### [YOUR GOAL]
An exact copy of the records is required, minus the pictures they hold.

(Dataset items)
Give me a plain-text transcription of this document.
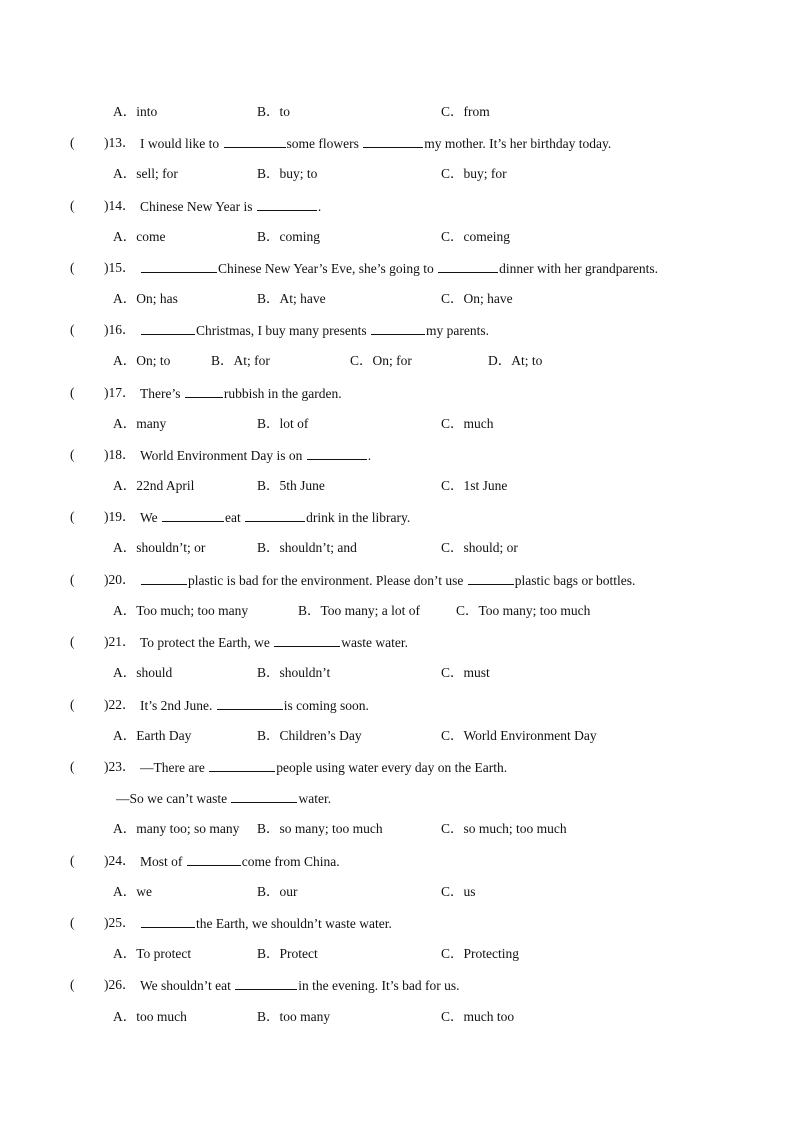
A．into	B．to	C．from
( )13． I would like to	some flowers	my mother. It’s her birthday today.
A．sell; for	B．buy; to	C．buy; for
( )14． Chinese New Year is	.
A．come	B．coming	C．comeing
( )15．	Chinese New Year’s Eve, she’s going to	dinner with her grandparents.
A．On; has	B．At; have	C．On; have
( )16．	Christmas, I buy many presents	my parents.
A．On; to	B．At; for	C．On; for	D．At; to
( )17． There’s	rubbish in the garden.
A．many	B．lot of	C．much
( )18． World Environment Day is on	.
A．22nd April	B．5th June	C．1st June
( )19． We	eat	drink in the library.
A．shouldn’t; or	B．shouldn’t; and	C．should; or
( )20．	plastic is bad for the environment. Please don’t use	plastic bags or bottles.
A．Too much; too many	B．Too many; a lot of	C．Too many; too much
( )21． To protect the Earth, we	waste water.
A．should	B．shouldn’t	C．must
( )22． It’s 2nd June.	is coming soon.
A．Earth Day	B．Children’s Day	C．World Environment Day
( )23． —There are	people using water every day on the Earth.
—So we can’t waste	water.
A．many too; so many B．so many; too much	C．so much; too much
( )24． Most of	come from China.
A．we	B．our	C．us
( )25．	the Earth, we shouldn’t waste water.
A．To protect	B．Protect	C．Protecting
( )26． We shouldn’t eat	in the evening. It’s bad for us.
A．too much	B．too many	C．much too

### [SOLUTION]
Give me a plain-text transcription of this document.
A．into	B．to	C．from
( )13． I would like to	some flowers	my mother. It’s her birthday today.
A．sell; for	B．buy; to	C．buy; for
( )14． Chinese New Year is	.
A．come	B．coming	C．comeing
( )15．	Chinese New Year’s Eve, she’s going to	dinner with her grandparents.
A．On; has	B．At; have	C．On; have
( )16．	Christmas, I buy many presents	my parents.
A．On; to	B．At; for	C．On; for	D．At; to
( )17． There’s	rubbish in the garden.
A．many	B．lot of	C．much
( )18． World Environment Day is on	.
A．22nd April	B．5th June	C．1st June
( )19． We	eat	drink in the library.
A．shouldn’t; or	B．shouldn’t; and	C．should; or
( )20．	plastic is bad for the environment. Please don’t use	plastic bags or bottles.
A．Too much; too many	B．Too many; a lot of	C．Too many; too much
( )21． To protect the Earth, we	waste water.
A．should	B．shouldn’t	C．must
( )22． It’s 2nd June.	is coming soon.
A．Earth Day	B．Children’s Day	C．World Environment Day
( )23． —There are	people using water every day on the Earth.
—So we can’t waste	water.
A．many too; so many B．so many; too much	C．so much; too much
( )24． Most of	come from China.
A．we	B．our	C．us
( )25．	the Earth, we shouldn’t waste water.
A．To protect	B．Protect	C．Protecting
( )26． We shouldn’t eat	in the evening. It’s bad for us.
A．too much	B．too many	C．much too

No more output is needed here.